Output all of the entries below precisely as written.

┄┄┄┄┄┄┄┄┄┄

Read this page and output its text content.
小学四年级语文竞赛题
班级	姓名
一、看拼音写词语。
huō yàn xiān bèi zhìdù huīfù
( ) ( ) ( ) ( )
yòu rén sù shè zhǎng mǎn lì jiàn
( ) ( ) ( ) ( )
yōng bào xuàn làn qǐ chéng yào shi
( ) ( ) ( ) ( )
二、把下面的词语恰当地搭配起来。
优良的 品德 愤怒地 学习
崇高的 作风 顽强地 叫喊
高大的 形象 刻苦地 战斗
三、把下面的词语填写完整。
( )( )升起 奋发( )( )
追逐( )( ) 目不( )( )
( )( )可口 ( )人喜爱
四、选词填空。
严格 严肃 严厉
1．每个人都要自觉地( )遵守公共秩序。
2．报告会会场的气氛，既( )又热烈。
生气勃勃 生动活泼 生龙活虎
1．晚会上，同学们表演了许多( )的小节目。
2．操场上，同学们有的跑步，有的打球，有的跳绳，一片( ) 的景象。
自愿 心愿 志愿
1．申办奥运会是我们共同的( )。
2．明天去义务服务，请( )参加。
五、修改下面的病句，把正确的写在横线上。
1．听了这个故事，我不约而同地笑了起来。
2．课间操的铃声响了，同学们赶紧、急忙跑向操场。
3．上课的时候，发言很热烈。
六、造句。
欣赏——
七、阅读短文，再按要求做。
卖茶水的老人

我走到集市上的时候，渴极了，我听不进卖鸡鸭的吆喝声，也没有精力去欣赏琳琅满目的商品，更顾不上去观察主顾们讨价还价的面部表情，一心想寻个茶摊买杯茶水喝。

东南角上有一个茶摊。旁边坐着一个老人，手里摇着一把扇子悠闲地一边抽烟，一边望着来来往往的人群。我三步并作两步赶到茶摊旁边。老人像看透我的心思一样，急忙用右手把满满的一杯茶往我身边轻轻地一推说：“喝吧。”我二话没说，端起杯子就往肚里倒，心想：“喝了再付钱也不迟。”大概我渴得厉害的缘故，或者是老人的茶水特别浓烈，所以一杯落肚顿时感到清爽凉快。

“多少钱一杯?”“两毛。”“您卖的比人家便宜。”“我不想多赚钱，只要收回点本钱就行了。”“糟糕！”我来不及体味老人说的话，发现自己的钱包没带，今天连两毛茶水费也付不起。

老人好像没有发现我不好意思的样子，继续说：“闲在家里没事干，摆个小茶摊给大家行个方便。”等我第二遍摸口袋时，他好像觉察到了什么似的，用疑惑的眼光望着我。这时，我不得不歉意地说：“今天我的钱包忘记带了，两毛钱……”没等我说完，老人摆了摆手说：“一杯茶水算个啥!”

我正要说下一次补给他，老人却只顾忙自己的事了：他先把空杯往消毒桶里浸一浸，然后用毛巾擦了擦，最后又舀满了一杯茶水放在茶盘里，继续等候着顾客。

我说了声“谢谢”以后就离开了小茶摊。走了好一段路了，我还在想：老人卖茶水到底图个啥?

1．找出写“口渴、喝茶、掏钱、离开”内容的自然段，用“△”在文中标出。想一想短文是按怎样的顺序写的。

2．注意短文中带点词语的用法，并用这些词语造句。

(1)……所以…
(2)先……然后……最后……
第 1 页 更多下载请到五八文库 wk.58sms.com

┄┄┄┄┄┄┄┄┄┄

§ Written solution:
Read this page and output its text content.
小学四年级语文竞赛题
班级	姓名
一、看拼音写词语。
huō yàn xiān bèi zhìdù huīfù
( ) ( ) ( ) ( )
yòu rén sù shè zhǎng mǎn lì jiàn
( ) ( ) ( ) ( )
yōng bào xuàn làn qǐ chéng yào shi
( ) ( ) ( ) ( )
二、把下面的词语恰当地搭配起来。
优良的 品德 愤怒地 学习
崇高的 作风 顽强地 叫喊
高大的 形象 刻苦地 战斗
三、把下面的词语填写完整。
( )( )升起 奋发( )( )
追逐( )( ) 目不( )( )
( )( )可口 ( )人喜爱
四、选词填空。
严格 严肃 严厉
1．每个人都要自觉地( )遵守公共秩序。
2．报告会会场的气氛，既( )又热烈。
生气勃勃 生动活泼 生龙活虎
1．晚会上，同学们表演了许多( )的小节目。
2．操场上，同学们有的跑步，有的打球，有的跳绳，一片( ) 的景象。
自愿 心愿 志愿
1．申办奥运会是我们共同的( )。
2．明天去义务服务，请( )参加。
五、修改下面的病句，把正确的写在横线上。
1．听了这个故事，我不约而同地笑了起来。
2．课间操的铃声响了，同学们赶紧、急忙跑向操场。
3．上课的时候，发言很热烈。
六、造句。
欣赏——
七、阅读短文，再按要求做。
卖茶水的老人

我走到集市上的时候，渴极了，我听不进卖鸡鸭的吆喝声，也没有精力去欣赏琳琅满目的商品，更顾不上去观察主顾们讨价还价的面部表情，一心想寻个茶摊买杯茶水喝。

东南角上有一个茶摊。旁边坐着一个老人，手里摇着一把扇子悠闲地一边抽烟，一边望着来来往往的人群。我三步并作两步赶到茶摊旁边。老人像看透我的心思一样，急忙用右手把满满的一杯茶往我身边轻轻地一推说：“喝吧。”我二话没说，端起杯子就往肚里倒，心想：“喝了再付钱也不迟。”大概我渴得厉害的缘故，或者是老人的茶水特别浓烈，所以一杯落肚顿时感到清爽凉快。

“多少钱一杯?”“两毛。”“您卖的比人家便宜。”“我不想多赚钱，只要收回点本钱就行了。”“糟糕！”我来不及体味老人说的话，发现自己的钱包没带，今天连两毛茶水费也付不起。

老人好像没有发现我不好意思的样子，继续说：“闲在家里没事干，摆个小茶摊给大家行个方便。”等我第二遍摸口袋时，他好像觉察到了什么似的，用疑惑的眼光望着我。这时，我不得不歉意地说：“今天我的钱包忘记带了，两毛钱……”没等我说完，老人摆了摆手说：“一杯茶水算个啥!”

我正要说下一次补给他，老人却只顾忙自己的事了：他先把空杯往消毒桶里浸一浸，然后用毛巾擦了擦，最后又舀满了一杯茶水放在茶盘里，继续等候着顾客。

我说了声“谢谢”以后就离开了小茶摊。走了好一段路了，我还在想：老人卖茶水到底图个啥?

1．找出写“口渴、喝茶、掏钱、离开”内容的自然段，用“△”在文中标出。想一想短文是按怎样的顺序写的。

2．注意短文中带点词语的用法，并用这些词语造句。

(1)……所以…
(2)先……然后……最后……
第 1 页 更多下载请到五八文库 wk.58sms.com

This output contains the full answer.